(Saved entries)
[start]
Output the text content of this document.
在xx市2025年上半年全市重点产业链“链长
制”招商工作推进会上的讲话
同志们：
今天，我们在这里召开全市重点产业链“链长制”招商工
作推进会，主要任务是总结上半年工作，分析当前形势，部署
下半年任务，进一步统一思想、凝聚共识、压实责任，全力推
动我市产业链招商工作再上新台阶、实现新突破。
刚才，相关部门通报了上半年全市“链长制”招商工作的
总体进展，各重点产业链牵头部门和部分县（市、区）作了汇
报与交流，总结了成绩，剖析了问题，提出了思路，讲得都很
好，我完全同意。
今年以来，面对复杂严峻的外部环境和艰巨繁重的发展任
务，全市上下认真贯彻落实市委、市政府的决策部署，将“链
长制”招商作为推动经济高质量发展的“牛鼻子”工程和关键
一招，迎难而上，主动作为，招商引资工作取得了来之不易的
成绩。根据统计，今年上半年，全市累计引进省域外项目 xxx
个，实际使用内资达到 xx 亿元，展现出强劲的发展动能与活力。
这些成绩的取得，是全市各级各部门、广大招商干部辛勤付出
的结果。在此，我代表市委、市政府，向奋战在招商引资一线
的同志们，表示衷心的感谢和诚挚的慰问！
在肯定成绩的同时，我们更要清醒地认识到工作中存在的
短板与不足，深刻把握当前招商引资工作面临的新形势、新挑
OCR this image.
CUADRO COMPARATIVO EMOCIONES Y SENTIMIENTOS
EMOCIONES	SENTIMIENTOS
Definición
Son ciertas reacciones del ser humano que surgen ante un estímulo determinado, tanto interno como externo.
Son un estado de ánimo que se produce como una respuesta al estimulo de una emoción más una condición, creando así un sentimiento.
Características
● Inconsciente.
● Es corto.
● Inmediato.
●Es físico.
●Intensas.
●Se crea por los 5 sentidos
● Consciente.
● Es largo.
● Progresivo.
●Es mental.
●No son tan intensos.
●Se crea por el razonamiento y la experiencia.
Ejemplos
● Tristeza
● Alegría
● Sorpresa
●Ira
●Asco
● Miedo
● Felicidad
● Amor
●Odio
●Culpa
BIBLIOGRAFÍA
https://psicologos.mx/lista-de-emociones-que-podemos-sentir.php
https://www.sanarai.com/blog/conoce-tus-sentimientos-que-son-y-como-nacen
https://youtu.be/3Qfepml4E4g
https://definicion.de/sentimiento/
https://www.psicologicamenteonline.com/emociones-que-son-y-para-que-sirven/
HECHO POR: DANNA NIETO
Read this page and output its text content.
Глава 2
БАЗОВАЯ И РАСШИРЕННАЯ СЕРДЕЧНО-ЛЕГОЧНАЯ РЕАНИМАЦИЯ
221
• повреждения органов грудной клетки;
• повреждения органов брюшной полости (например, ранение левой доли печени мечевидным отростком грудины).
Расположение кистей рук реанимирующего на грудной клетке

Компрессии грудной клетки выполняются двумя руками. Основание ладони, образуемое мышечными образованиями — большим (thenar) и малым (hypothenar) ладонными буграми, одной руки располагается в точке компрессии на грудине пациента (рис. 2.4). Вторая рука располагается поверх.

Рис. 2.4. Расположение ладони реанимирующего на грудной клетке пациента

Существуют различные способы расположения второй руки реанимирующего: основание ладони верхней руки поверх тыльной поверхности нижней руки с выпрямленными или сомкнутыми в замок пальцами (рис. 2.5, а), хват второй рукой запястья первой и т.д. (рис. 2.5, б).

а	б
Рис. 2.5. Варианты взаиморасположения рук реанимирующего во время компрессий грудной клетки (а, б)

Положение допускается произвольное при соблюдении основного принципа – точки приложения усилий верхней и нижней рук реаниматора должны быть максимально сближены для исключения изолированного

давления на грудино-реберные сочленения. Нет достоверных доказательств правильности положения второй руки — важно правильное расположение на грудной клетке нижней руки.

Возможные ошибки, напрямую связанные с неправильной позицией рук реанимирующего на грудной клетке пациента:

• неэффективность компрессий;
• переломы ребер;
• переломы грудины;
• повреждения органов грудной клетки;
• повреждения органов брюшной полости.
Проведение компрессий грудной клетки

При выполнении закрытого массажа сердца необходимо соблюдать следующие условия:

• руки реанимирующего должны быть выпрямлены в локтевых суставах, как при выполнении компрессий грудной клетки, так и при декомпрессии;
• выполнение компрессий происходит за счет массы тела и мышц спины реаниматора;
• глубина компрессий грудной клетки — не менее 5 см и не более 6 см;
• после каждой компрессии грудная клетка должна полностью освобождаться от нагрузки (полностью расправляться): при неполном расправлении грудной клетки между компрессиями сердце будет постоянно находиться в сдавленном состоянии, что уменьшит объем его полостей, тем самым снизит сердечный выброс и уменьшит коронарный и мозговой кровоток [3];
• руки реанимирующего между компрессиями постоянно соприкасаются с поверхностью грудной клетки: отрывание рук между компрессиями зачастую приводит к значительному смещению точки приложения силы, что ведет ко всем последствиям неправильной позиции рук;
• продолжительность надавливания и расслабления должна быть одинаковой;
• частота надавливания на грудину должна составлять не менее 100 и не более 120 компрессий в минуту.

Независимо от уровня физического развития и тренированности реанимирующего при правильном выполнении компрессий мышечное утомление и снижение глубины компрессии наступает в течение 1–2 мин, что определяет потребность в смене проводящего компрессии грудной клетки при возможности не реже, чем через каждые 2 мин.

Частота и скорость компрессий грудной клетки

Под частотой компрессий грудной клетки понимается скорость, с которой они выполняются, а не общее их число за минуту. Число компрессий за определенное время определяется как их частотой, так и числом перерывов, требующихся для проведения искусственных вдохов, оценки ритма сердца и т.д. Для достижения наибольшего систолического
[end]
**What is required:**
Scan the material above. Return every line containing the string "this".

**Expected output:**
Output the text content of this document.
OCR this image.
Read this page and output its text content.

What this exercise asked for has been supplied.